## BEGIN
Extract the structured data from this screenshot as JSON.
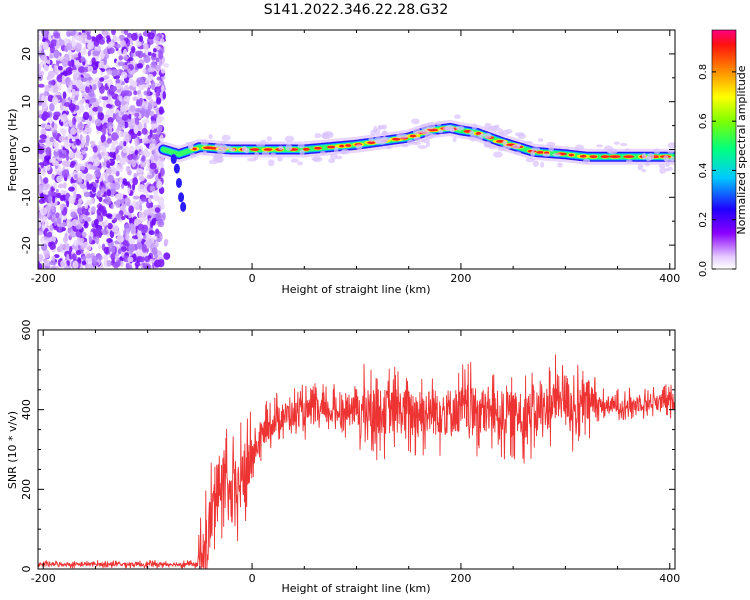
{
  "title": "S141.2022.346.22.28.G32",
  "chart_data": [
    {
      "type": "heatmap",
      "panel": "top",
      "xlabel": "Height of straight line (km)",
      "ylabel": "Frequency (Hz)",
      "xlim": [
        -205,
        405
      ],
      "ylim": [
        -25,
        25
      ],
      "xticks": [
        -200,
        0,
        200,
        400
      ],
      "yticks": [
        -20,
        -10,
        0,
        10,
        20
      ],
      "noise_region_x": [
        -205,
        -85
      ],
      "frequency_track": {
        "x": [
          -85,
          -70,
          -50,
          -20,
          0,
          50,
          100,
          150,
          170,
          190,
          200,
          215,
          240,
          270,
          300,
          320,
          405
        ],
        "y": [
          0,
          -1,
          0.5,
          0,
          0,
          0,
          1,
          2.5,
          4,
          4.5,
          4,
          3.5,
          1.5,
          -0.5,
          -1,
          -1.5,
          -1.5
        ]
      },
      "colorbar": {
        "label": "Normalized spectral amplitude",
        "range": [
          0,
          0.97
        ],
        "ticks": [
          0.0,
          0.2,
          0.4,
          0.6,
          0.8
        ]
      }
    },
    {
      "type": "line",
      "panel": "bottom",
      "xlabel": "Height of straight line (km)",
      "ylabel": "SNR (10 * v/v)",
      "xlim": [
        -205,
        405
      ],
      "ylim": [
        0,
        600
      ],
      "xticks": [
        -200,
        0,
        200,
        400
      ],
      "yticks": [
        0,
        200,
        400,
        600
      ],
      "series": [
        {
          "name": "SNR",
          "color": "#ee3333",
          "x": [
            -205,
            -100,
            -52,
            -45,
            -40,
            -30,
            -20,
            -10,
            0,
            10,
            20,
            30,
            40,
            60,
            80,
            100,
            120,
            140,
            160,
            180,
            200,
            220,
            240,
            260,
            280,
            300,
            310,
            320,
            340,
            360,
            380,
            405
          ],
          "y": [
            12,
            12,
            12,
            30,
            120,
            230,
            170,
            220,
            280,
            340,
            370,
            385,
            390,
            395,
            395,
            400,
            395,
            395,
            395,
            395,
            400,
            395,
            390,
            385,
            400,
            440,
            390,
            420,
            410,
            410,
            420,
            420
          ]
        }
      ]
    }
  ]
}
## END
Set task. Retype all of the entries exactly as written, leaving out any images.

Exercise result.
Extract the structured data from this screenshot as JSON.
{
  "title": "S141.2022.346.22.28.G32",
  "chart_data": [
    {
      "type": "heatmap",
      "panel": "top",
      "xlabel": "Height of straight line (km)",
      "ylabel": "Frequency (Hz)",
      "xlim": [
        -205,
        405
      ],
      "ylim": [
        -25,
        25
      ],
      "xticks": [
        -200,
        0,
        200,
        400
      ],
      "yticks": [
        -20,
        -10,
        0,
        10,
        20
      ],
      "noise_region_x": [
        -205,
        -85
      ],
      "frequency_track": {
        "x": [
          -85,
          -70,
          -50,
          -20,
          0,
          50,
          100,
          150,
          170,
          190,
          200,
          215,
          240,
          270,
          300,
          320,
          405
        ],
        "y": [
          0,
          -1,
          0.5,
          0,
          0,
          0,
          1,
          2.5,
          4,
          4.5,
          4,
          3.5,
          1.5,
          -0.5,
          -1,
          -1.5,
          -1.5
        ]
      },
      "colorbar": {
        "label": "Normalized spectral amplitude",
        "range": [
          0,
          0.97
        ],
        "ticks": [
          0.0,
          0.2,
          0.4,
          0.6,
          0.8
        ]
      }
    },
    {
      "type": "line",
      "panel": "bottom",
      "xlabel": "Height of straight line (km)",
      "ylabel": "SNR (10 * v/v)",
      "xlim": [
        -205,
        405
      ],
      "ylim": [
        0,
        600
      ],
      "xticks": [
        -200,
        0,
        200,
        400
      ],
      "yticks": [
        0,
        200,
        400,
        600
      ],
      "series": [
        {
          "name": "SNR",
          "color": "#ee3333",
          "x": [
            -205,
            -100,
            -52,
            -45,
            -40,
            -30,
            -20,
            -10,
            0,
            10,
            20,
            30,
            40,
            60,
            80,
            100,
            120,
            140,
            160,
            180,
            200,
            220,
            240,
            260,
            280,
            300,
            310,
            320,
            340,
            360,
            380,
            405
          ],
          "y": [
            12,
            12,
            12,
            30,
            120,
            230,
            170,
            220,
            280,
            340,
            370,
            385,
            390,
            395,
            395,
            400,
            395,
            395,
            395,
            395,
            400,
            395,
            390,
            385,
            400,
            440,
            390,
            420,
            410,
            410,
            420,
            420
          ]
        }
      ]
    }
  ]
}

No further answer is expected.